§ **WHAT IS NEEDED**: Pull out from the material below all lines with "true".

***** RECORD LIST *****

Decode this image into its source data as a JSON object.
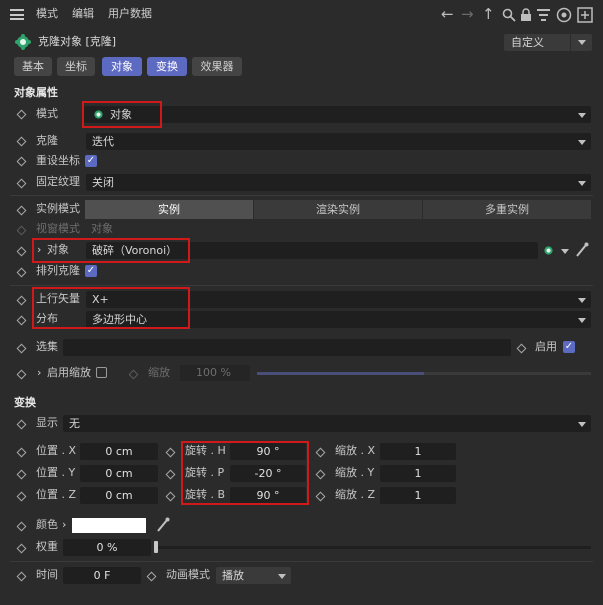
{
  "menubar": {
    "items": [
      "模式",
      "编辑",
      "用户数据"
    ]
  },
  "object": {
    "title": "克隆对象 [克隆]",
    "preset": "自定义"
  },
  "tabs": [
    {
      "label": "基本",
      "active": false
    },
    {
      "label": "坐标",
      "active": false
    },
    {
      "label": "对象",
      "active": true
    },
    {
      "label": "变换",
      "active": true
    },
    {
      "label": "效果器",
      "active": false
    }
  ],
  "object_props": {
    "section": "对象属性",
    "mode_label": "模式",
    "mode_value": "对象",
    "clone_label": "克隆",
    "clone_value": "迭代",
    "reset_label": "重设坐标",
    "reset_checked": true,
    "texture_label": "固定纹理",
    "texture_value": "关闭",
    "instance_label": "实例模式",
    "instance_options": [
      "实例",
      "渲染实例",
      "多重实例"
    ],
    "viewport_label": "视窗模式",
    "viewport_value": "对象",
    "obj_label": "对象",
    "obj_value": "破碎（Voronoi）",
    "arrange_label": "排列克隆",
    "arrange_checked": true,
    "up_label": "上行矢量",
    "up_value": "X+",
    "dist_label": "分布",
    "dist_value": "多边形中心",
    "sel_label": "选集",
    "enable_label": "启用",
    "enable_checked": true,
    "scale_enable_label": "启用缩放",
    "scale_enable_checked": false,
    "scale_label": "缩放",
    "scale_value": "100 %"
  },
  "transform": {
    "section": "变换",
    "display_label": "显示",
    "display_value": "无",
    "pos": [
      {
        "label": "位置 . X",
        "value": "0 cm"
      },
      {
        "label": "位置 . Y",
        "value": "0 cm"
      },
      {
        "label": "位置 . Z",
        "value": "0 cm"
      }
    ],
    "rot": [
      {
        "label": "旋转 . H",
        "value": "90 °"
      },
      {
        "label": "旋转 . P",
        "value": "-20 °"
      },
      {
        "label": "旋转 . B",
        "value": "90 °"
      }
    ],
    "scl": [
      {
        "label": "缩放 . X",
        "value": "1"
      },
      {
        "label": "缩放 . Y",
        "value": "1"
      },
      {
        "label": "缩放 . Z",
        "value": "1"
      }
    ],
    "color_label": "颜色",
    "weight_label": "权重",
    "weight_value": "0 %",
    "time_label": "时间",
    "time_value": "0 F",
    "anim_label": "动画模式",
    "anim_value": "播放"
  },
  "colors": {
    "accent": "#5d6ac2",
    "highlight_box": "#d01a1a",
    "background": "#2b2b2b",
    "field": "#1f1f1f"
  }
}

*****

§ **SOLUTION TO THIS PROBLEM**:
      "active": true
      "active": true
    "reset_checked": true,
    "arrange_checked": true,
    "enable_checked": true,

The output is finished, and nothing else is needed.